** Start Available data **

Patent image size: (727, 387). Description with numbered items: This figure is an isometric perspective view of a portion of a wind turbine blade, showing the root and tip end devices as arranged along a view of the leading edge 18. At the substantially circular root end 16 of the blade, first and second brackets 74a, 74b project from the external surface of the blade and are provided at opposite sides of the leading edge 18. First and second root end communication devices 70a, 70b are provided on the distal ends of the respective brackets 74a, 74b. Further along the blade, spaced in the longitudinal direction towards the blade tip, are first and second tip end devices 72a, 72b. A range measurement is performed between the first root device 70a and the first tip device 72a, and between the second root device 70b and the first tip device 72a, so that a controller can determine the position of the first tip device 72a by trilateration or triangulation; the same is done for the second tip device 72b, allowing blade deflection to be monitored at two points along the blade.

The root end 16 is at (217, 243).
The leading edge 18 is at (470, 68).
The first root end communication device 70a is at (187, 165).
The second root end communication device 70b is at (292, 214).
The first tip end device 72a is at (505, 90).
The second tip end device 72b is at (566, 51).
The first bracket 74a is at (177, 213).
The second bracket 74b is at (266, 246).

** End Available data **

_Description of the task:_
Copy every one of the entries above line by line, without altering any character.

_Complete response:_
Patent image size: (727, 387). Description with numbered items: This figure is an isometric perspective view of a portion of a wind turbine blade, showing the root and tip end devices as arranged along a view of the leading edge 18. At the substantially circular root end 16 of the blade, first and second brackets 74a, 74b project from the external surface of the blade and are provided at opposite sides of the leading edge 18. First and second root end communication devices 70a, 70b are provided on the distal ends of the respective brackets 74a, 74b. Further along the blade, spaced in the longitudinal direction towards the blade tip, are first and second tip end devices 72a, 72b. A range measurement is performed between the first root device 70a and the first tip device 72a, and between the second root device 70b and the first tip device 72a, so that a controller can determine the position of the first tip device 72a by trilateration or triangulation; the same is done for the second tip device 72b, allowing blade deflection to be monitored at two points along the blade.

The root end 16 is at (217, 243).
The leading edge 18 is at (470, 68).
The first root end communication device 70a is at (187, 165).
The second root end communication device 70b is at (292, 214).
The first tip end device 72a is at (505, 90).
The second tip end device 72b is at (566, 51).
The first bracket 74a is at (177, 213).
The second bracket 74b is at (266, 246).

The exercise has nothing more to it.